======== TEXTAUSZUG ========
Zunächst absolvierten sowohl die Experimental- als auch die Kontrollgruppe die Übung in einer neutralen Pose. Nach dieser Übung erhielten die Proband/innen der Kontrollgruppe ein Feedback von den beiden anwesenden Coaches, um neben der Selbstwahrnehmung auch eine Rückmeldung zur Fremdwahrnehmung zu erhalten. Es folgte der Transfer in den Alltag, d. h. die Teilnehmenden wurden gefragt, wo sie sich in Bezug auf die Erlebnisse mit dem Pferd und die Rückmeldungen im Alltag wiederfanden oder was völlig neu für sie war. Die Proband/innen der Experimentalgruppe erhielten hier kein Feedback von Seiten der Coaches.

Die Personen der Experimentalgruppe erhielten im Anschluss an die erste, neutrale Übung die Instruktion, sich an eine Situation zu erinnern, in der ihnen etwas nicht gelungen war und sie sich klein gefühlt hatten. Zusätzlich sollten sie dieses Gefühl im gesamten Körper spüren und eine Low Power Pose einnehmen (sich selbst klein machen, die Schultern hängen lassen in Kombination mit einer geringen Körperspannung). Sobald die Personen angaben, gedanklich eine Situation vor Augen zu haben, gaben diese eine Rückmeldung und die zweite Übung (erneuter Slalom um die Pylonen herum) startete. Im Anschluss an diese Übung beantworteten die Befragten erneut die standardisierten Fragen. Als dritte Übung sollten die Personen zunächst tief durchatmen und an eine besonders schöne Situation denken, in der alles geklappt hatte, sie stolz auf sich gewesen waren und sich stark gefühlt hatten. Zusätzlich sollten sie eine High Power Pose einnehmen (sich groß machen, die Schultern zurücknehmen und den Körper positiv anspannen). Auch hier startete die Übung mit dem Pferd (die identisch zu den beiden vorherigen war), sobald die Personen angaben, sich gedanklich in einer derartigen Situation zu befinden. Nach dieser Übung beantworteten die Teilnehmenden ebenfalls die bereits genannten Fragen. Zusätzlich erhielten die Proband/innen danach ein Feedback der Coaches zu den drei Runden, um neben der Selbstwahrnehmung auch eine Rückmeldung zur Fremdwahrnehmung zu erhalten. Das Feedback durch die Coaches sowie der Transfer in den Alltag erfolgten erst im Anschluss an die dritte Runde, um die Teilnehmenden der Experimentalgruppe in der zweiten und dritten Runde nicht zu beeinflussen. Es folgte der Transfer in den Alltag, d. h. die Teilnehmenden wurden gefragt, wo sie sich in Bezug auf die Erlebnisse mit dem Pferd und die Rückmeldungen der anderen Coachees und der Coaches im Alltag wiederfanden oder was völlig neu für sie war. In der Experimentalgruppe wurde auf eine zufällige Reihenfolge der drei Runden verzichtet, damit keine Person das Coaching in der Low Power Pose und mit möglichen negativen Gedanken abschloss, sondern in der High Power Pose mit möglichst positiven Gedanken. Der Aufbau der Übung ist in Abb. 1 dargestellt.
======== BEREITGESTELLTE DATEN ========
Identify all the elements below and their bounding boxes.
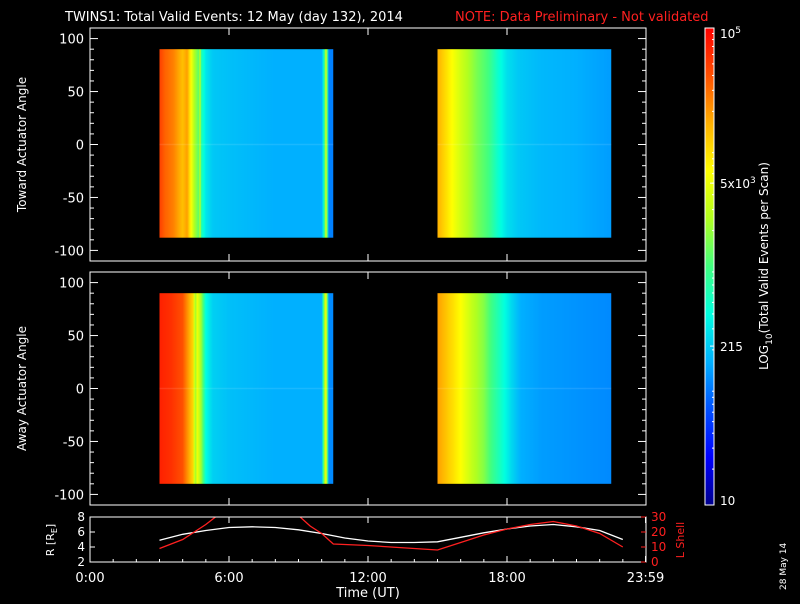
========
> **AUFGABEN**:
• a. Welche Pose sollten die Personen der Experimentalgruppe laut Textauszug in der dritten Übung einnehmen?
• b. Schreibe aus dem Textauszug die Stelle von „Zunächst absolvierten sowohl“ bis einschließlich „Seiten der Coaches.“ wortgetreu ab.
Die Daten spielen hierfür keine Rolle.

> **LÖSUNGEN**:
• a. Eine High Power Pose: sich groß machen, die Schultern zurücknehmen und den Körper positiv anspannen.

• b.
Zunächst absolvierten sowohl die Experimental- als auch die Kontrollgruppe die Übung in einer neutralen Pose. Nach dieser Übung erhielten die Proband/innen der Kontrollgruppe ein Feedback von den beiden anwesenden Coaches, um neben der Selbstwahrnehmung auch eine Rückmeldung zur Fremdwahrnehmung zu erhalten. Es folgte der Transfer in den Alltag, d. h. die Teilnehmenden wurden gefragt, wo sie sich in Bezug auf die Erlebnisse mit dem Pferd und die Rückmeldungen im Alltag wiederfanden oder was völlig neu für sie war. Die Proband/innen der Experimentalgruppe erhielten hier kein Feedback von Seiten der Coaches.